→ Given request: Transcribe the full listing below exactly.

--- Exercise materials ---

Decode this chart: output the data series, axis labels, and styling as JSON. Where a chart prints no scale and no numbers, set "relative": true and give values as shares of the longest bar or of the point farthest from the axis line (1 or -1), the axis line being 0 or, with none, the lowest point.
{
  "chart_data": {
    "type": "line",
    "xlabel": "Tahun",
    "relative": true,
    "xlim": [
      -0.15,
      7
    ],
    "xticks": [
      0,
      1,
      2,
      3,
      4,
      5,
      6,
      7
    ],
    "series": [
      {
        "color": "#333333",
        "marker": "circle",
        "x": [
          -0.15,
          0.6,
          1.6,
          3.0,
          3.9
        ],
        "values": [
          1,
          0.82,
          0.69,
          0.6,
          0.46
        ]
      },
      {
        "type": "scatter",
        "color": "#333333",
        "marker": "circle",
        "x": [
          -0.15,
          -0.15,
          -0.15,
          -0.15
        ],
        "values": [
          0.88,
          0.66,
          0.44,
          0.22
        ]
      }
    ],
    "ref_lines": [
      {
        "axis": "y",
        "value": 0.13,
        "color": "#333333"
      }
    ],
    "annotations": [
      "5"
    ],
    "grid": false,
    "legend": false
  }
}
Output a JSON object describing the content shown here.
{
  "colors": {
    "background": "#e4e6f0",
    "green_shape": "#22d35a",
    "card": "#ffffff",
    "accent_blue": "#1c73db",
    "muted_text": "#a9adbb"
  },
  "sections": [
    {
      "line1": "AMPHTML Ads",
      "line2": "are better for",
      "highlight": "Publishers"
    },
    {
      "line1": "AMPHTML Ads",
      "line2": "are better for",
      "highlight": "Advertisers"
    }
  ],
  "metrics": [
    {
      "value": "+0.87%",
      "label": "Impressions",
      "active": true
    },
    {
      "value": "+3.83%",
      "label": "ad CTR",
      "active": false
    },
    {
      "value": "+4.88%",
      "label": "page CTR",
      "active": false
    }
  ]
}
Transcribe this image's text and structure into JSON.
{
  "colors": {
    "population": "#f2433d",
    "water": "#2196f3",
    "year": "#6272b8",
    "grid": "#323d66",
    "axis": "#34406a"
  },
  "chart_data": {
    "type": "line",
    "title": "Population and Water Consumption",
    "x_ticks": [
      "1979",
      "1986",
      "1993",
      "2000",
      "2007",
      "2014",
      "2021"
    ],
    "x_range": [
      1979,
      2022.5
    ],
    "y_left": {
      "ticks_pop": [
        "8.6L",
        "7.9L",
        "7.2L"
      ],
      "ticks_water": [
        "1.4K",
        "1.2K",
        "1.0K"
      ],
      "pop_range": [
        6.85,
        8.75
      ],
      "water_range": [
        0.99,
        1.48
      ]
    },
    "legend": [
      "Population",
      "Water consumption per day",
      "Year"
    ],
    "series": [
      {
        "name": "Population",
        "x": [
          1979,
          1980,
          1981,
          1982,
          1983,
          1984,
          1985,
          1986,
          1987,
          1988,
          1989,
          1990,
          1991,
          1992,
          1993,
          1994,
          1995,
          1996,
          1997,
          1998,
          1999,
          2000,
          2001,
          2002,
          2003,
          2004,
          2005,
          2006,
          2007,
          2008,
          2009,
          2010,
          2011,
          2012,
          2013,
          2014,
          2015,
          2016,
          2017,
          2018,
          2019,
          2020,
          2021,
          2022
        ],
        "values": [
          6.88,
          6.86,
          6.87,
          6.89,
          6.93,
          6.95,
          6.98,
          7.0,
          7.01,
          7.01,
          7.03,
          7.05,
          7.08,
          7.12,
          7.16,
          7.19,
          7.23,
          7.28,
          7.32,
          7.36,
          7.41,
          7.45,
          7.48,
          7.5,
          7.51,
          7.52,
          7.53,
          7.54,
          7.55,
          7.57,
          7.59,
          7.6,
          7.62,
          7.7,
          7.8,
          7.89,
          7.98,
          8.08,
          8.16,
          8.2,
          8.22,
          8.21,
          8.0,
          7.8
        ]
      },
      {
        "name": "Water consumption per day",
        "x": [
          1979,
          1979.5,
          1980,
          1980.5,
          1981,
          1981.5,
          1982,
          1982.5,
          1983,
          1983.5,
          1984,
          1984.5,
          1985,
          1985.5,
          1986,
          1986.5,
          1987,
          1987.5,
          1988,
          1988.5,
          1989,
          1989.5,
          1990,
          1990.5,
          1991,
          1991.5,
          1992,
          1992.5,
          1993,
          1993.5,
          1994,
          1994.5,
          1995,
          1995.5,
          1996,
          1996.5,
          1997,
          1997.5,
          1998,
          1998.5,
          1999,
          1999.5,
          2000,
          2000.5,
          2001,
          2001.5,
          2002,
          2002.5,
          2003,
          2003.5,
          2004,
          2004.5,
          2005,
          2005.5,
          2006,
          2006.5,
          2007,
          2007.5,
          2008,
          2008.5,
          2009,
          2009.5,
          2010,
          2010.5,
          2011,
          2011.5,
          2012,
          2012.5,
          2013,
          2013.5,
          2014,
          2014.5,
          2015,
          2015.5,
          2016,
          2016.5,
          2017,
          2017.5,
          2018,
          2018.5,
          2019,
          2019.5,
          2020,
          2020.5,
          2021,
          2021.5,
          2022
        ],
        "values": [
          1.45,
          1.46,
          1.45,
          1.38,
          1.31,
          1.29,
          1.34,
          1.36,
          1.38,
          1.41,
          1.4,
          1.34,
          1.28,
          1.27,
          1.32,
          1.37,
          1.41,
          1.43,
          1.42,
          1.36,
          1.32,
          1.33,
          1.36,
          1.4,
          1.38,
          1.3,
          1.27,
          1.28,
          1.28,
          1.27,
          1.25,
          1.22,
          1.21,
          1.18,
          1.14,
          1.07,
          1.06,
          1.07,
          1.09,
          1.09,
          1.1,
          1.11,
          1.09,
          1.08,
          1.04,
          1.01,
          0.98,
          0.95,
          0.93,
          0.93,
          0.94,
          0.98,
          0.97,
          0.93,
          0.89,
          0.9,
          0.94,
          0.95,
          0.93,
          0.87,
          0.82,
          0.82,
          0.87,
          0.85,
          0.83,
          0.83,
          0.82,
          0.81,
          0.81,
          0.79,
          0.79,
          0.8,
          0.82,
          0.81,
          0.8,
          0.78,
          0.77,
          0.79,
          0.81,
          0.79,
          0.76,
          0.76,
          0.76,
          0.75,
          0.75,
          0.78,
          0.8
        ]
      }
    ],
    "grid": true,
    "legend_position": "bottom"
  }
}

---

→ Response to the task:
Decode this chart: output the data series, axis labels, and styling as JSON. Where a chart prints no scale and no numbers, set "relative": true and give values as shares of the longest bar or of the point farthest from the axis line (1 or -1), the axis line being 0 or, with none, the lowest point.
{
  "chart_data": {
    "type": "line",
    "xlabel": "Tahun",
    "relative": true,
    "xlim": [
      -0.15,
      7
    ],
    "xticks": [
      0,
      1,
      2,
      3,
      4,
      5,
      6,
      7
    ],
    "series": [
      {
        "color": "#333333",
        "marker": "circle",
        "x": [
          -0.15,
          0.6,
          1.6,
          3.0,
          3.9
        ],
        "values": [
          1,
          0.82,
          0.69,
          0.6,
          0.46
        ]
      },
      {
        "type": "scatter",
        "color": "#333333",
        "marker": "circle",
        "x": [
          -0.15,
          -0.15,
          -0.15,
          -0.15
        ],
        "values": [
          0.88,
          0.66,
          0.44,
          0.22
        ]
      }
    ],
    "ref_lines": [
      {
        "axis": "y",
        "value": 0.13,
        "color": "#333333"
      }
    ],
    "annotations": [
      "5"
    ],
    "grid": false,
    "legend": false
  }
}
Output a JSON object describing the content shown here.
{
  "colors": {
    "background": "#e4e6f0",
    "green_shape": "#22d35a",
    "card": "#ffffff",
    "accent_blue": "#1c73db",
    "muted_text": "#a9adbb"
  },
  "sections": [
    {
      "line1": "AMPHTML Ads",
      "line2": "are better for",
      "highlight": "Publishers"
    },
    {
      "line1": "AMPHTML Ads",
      "line2": "are better for",
      "highlight": "Advertisers"
    }
  ],
  "metrics": [
    {
      "value": "+0.87%",
      "label": "Impressions",
      "active": true
    },
    {
      "value": "+3.83%",
      "label": "ad CTR",
      "active": false
    },
    {
      "value": "+4.88%",
      "label": "page CTR",
      "active": false
    }
  ]
}
Transcribe this image's text and structure into JSON.
{
  "colors": {
    "population": "#f2433d",
    "water": "#2196f3",
    "year": "#6272b8",
    "grid": "#323d66",
    "axis": "#34406a"
  },
  "chart_data": {
    "type": "line",
    "title": "Population and Water Consumption",
    "x_ticks": [
      "1979",
      "1986",
      "1993",
      "2000",
      "2007",
      "2014",
      "2021"
    ],
    "x_range": [
      1979,
      2022.5
    ],
    "y_left": {
      "ticks_pop": [
        "8.6L",
        "7.9L",
        "7.2L"
      ],
      "ticks_water": [
        "1.4K",
        "1.2K",
        "1.0K"
      ],
      "pop_range": [
        6.85,
        8.75
      ],
      "water_range": [
        0.99,
        1.48
      ]
    },
    "legend": [
      "Population",
      "Water consumption per day",
      "Year"
    ],
    "series": [
      {
        "name": "Population",
        "x": [
          1979,
          1980,
          1981,
          1982,
          1983,
          1984,
          1985,
          1986,
          1987,
          1988,
          1989,
          1990,
          1991,
          1992,
          1993,
          1994,
          1995,
          1996,
          1997,
          1998,
          1999,
          2000,
          2001,
          2002,
          2003,
          2004,
          2005,
          2006,
          2007,
          2008,
          2009,
          2010,
          2011,
          2012,
          2013,
          2014,
          2015,
          2016,
          2017,
          2018,
          2019,
          2020,
          2021,
          2022
        ],
        "values": [
          6.88,
          6.86,
          6.87,
          6.89,
          6.93,
          6.95,
          6.98,
          7.0,
          7.01,
          7.01,
          7.03,
          7.05,
          7.08,
          7.12,
          7.16,
          7.19,
          7.23,
          7.28,
          7.32,
          7.36,
          7.41,
          7.45,
          7.48,
          7.5,
          7.51,
          7.52,
          7.53,
          7.54,
          7.55,
          7.57,
          7.59,
          7.6,
          7.62,
          7.7,
          7.8,
          7.89,
          7.98,
          8.08,
          8.16,
          8.2,
          8.22,
          8.21,
          8.0,
          7.8
        ]
      },
      {
        "name": "Water consumption per day",
        "x": [
          1979,
          1979.5,
          1980,
          1980.5,
          1981,
          1981.5,
          1982,
          1982.5,
          1983,
          1983.5,
          1984,
          1984.5,
          1985,
          1985.5,
          1986,
          1986.5,
          1987,
          1987.5,
          1988,
          1988.5,
          1989,
          1989.5,
          1990,
          1990.5,
          1991,
          1991.5,
          1992,
          1992.5,
          1993,
          1993.5,
          1994,
          1994.5,
          1995,
          1995.5,
          1996,
          1996.5,
          1997,
          1997.5,
          1998,
          1998.5,
          1999,
          1999.5,
          2000,
          2000.5,
          2001,
          2001.5,
          2002,
          2002.5,
          2003,
          2003.5,
          2004,
          2004.5,
          2005,
          2005.5,
          2006,
          2006.5,
          2007,
          2007.5,
          2008,
          2008.5,
          2009,
          2009.5,
          2010,
          2010.5,
          2011,
          2011.5,
          2012,
          2012.5,
          2013,
          2013.5,
          2014,
          2014.5,
          2015,
          2015.5,
          2016,
          2016.5,
          2017,
          2017.5,
          2018,
          2018.5,
          2019,
          2019.5,
          2020,
          2020.5,
          2021,
          2021.5,
          2022
        ],
        "values": [
          1.45,
          1.46,
          1.45,
          1.38,
          1.31,
          1.29,
          1.34,
          1.36,
          1.38,
          1.41,
          1.4,
          1.34,
          1.28,
          1.27,
          1.32,
          1.37,
          1.41,
          1.43,
          1.42,
          1.36,
          1.32,
          1.33,
          1.36,
          1.4,
          1.38,
          1.3,
          1.27,
          1.28,
          1.28,
          1.27,
          1.25,
          1.22,
          1.21,
          1.18,
          1.14,
          1.07,
          1.06,
          1.07,
          1.09,
          1.09,
          1.1,
          1.11,
          1.09,
          1.08,
          1.04,
          1.01,
          0.98,
          0.95,
          0.93,
          0.93,
          0.94,
          0.98,
          0.97,
          0.93,
          0.89,
          0.9,
          0.94,
          0.95,
          0.93,
          0.87,
          0.82,
          0.82,
          0.87,
          0.85,
          0.83,
          0.83,
          0.82,
          0.81,
          0.81,
          0.79,
          0.79,
          0.8,
          0.82,
          0.81,
          0.8,
          0.78,
          0.77,
          0.79,
          0.81,
          0.79,
          0.76,
          0.76,
          0.76,
          0.75,
          0.75,
          0.78,
          0.8
        ]
      }
    ],
    "grid": true,
    "legend_position": "bottom"
  }
}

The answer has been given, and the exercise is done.